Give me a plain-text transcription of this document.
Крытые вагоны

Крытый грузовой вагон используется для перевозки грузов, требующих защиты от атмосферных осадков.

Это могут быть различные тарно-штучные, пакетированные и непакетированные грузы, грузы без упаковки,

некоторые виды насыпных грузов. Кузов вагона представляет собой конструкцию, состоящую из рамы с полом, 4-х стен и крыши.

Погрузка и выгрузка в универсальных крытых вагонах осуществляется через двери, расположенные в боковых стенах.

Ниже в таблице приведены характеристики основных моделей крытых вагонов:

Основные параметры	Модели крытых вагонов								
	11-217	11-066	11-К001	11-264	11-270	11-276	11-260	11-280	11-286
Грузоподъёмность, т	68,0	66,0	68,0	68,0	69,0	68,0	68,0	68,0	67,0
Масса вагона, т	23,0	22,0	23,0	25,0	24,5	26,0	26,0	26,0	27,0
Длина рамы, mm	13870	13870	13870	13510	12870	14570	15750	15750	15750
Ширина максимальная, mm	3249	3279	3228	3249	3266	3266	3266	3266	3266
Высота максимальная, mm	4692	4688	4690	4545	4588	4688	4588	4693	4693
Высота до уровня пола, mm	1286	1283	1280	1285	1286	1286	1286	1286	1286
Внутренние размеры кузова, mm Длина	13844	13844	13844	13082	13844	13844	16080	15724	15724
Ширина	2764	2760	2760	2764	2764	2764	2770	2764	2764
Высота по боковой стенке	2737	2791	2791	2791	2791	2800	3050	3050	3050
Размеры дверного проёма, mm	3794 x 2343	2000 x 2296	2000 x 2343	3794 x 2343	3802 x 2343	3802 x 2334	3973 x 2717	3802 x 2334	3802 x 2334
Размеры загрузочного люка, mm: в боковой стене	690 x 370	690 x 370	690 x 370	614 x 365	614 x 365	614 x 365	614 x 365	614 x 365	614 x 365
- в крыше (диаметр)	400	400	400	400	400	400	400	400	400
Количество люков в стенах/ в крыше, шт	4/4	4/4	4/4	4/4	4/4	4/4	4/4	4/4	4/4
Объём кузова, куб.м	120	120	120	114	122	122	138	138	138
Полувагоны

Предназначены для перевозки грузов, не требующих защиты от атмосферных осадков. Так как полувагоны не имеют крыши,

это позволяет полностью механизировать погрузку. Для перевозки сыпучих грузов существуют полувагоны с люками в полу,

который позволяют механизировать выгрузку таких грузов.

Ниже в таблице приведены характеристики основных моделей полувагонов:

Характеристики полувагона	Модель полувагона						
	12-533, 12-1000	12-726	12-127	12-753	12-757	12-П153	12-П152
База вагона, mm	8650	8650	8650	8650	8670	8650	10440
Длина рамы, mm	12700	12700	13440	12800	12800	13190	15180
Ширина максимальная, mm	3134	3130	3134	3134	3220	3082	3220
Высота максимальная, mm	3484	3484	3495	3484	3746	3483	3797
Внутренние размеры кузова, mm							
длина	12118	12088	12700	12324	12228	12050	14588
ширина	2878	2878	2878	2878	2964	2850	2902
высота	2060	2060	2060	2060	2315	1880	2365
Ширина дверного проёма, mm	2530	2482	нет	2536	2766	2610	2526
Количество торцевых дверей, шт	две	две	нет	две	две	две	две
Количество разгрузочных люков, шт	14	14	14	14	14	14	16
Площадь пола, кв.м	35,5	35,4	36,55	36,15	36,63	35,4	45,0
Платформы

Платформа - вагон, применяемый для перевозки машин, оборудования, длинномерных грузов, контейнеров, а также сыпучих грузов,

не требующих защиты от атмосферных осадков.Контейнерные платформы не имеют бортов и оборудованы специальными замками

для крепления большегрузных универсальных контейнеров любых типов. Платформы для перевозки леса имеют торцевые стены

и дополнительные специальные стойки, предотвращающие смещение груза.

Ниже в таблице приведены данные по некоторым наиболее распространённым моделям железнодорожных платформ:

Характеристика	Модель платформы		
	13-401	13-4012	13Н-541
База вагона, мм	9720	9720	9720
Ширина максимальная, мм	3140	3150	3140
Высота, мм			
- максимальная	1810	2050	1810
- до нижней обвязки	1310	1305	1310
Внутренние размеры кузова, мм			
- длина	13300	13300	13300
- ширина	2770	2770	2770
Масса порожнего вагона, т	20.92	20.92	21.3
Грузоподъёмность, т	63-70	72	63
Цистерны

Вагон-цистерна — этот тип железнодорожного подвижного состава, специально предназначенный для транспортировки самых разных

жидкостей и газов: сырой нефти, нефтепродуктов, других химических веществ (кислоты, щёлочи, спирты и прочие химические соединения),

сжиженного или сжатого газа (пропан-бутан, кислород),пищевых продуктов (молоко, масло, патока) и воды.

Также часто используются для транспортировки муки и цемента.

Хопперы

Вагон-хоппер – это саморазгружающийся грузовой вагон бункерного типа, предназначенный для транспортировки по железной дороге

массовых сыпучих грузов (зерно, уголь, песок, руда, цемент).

_Job_
Transcribe the full listing above without leaving anything out.

_Result of this task_
Give me a plain-text transcription of this document.
Крытые вагоны

Крытый грузовой вагон используется для перевозки грузов, требующих защиты от атмосферных осадков.

Это могут быть различные тарно-штучные, пакетированные и непакетированные грузы, грузы без упаковки,

некоторые виды насыпных грузов. Кузов вагона представляет собой конструкцию, состоящую из рамы с полом, 4-х стен и крыши.

Погрузка и выгрузка в универсальных крытых вагонах осуществляется через двери, расположенные в боковых стенах.

Ниже в таблице приведены характеристики основных моделей крытых вагонов:

Основные параметры	Модели крытых вагонов								
	11-217	11-066	11-К001	11-264	11-270	11-276	11-260	11-280	11-286
Грузоподъёмность, т	68,0	66,0	68,0	68,0	69,0	68,0	68,0	68,0	67,0
Масса вагона, т	23,0	22,0	23,0	25,0	24,5	26,0	26,0	26,0	27,0
Длина рамы, mm	13870	13870	13870	13510	12870	14570	15750	15750	15750
Ширина максимальная, mm	3249	3279	3228	3249	3266	3266	3266	3266	3266
Высота максимальная, mm	4692	4688	4690	4545	4588	4688	4588	4693	4693
Высота до уровня пола, mm	1286	1283	1280	1285	1286	1286	1286	1286	1286
Внутренние размеры кузова, mm Длина	13844	13844	13844	13082	13844	13844	16080	15724	15724
Ширина	2764	2760	2760	2764	2764	2764	2770	2764	2764
Высота по боковой стенке	2737	2791	2791	2791	2791	2800	3050	3050	3050
Размеры дверного проёма, mm	3794 x 2343	2000 x 2296	2000 x 2343	3794 x 2343	3802 x 2343	3802 x 2334	3973 x 2717	3802 x 2334	3802 x 2334
Размеры загрузочного люка, mm: в боковой стене	690 x 370	690 x 370	690 x 370	614 x 365	614 x 365	614 x 365	614 x 365	614 x 365	614 x 365
- в крыше (диаметр)	400	400	400	400	400	400	400	400	400
Количество люков в стенах/ в крыше, шт	4/4	4/4	4/4	4/4	4/4	4/4	4/4	4/4	4/4
Объём кузова, куб.м	120	120	120	114	122	122	138	138	138
Полувагоны

Предназначены для перевозки грузов, не требующих защиты от атмосферных осадков. Так как полувагоны не имеют крыши,

это позволяет полностью механизировать погрузку. Для перевозки сыпучих грузов существуют полувагоны с люками в полу,

который позволяют механизировать выгрузку таких грузов.

Ниже в таблице приведены характеристики основных моделей полувагонов:

Характеристики полувагона	Модель полувагона						
	12-533, 12-1000	12-726	12-127	12-753	12-757	12-П153	12-П152
База вагона, mm	8650	8650	8650	8650	8670	8650	10440
Длина рамы, mm	12700	12700	13440	12800	12800	13190	15180
Ширина максимальная, mm	3134	3130	3134	3134	3220	3082	3220
Высота максимальная, mm	3484	3484	3495	3484	3746	3483	3797
Внутренние размеры кузова, mm							
длина	12118	12088	12700	12324	12228	12050	14588
ширина	2878	2878	2878	2878	2964	2850	2902
высота	2060	2060	2060	2060	2315	1880	2365
Ширина дверного проёма, mm	2530	2482	нет	2536	2766	2610	2526
Количество торцевых дверей, шт	две	две	нет	две	две	две	две
Количество разгрузочных люков, шт	14	14	14	14	14	14	16
Площадь пола, кв.м	35,5	35,4	36,55	36,15	36,63	35,4	45,0
Платформы

Платформа - вагон, применяемый для перевозки машин, оборудования, длинномерных грузов, контейнеров, а также сыпучих грузов,

не требующих защиты от атмосферных осадков.Контейнерные платформы не имеют бортов и оборудованы специальными замками

для крепления большегрузных универсальных контейнеров любых типов. Платформы для перевозки леса имеют торцевые стены

и дополнительные специальные стойки, предотвращающие смещение груза.

Ниже в таблице приведены данные по некоторым наиболее распространённым моделям железнодорожных платформ:

Характеристика	Модель платформы		
	13-401	13-4012	13Н-541
База вагона, мм	9720	9720	9720
Ширина максимальная, мм	3140	3150	3140
Высота, мм			
- максимальная	1810	2050	1810
- до нижней обвязки	1310	1305	1310
Внутренние размеры кузова, мм			
- длина	13300	13300	13300
- ширина	2770	2770	2770
Масса порожнего вагона, т	20.92	20.92	21.3
Грузоподъёмность, т	63-70	72	63
Цистерны

Вагон-цистерна — этот тип железнодорожного подвижного состава, специально предназначенный для транспортировки самых разных

жидкостей и газов: сырой нефти, нефтепродуктов, других химических веществ (кислоты, щёлочи, спирты и прочие химические соединения),

сжиженного или сжатого газа (пропан-бутан, кислород),пищевых продуктов (молоко, масло, патока) и воды.

Также часто используются для транспортировки муки и цемента.

Хопперы

Вагон-хоппер – это саморазгружающийся грузовой вагон бункерного типа, предназначенный для транспортировки по железной дороге

массовых сыпучих грузов (зерно, уголь, песок, руда, цемент).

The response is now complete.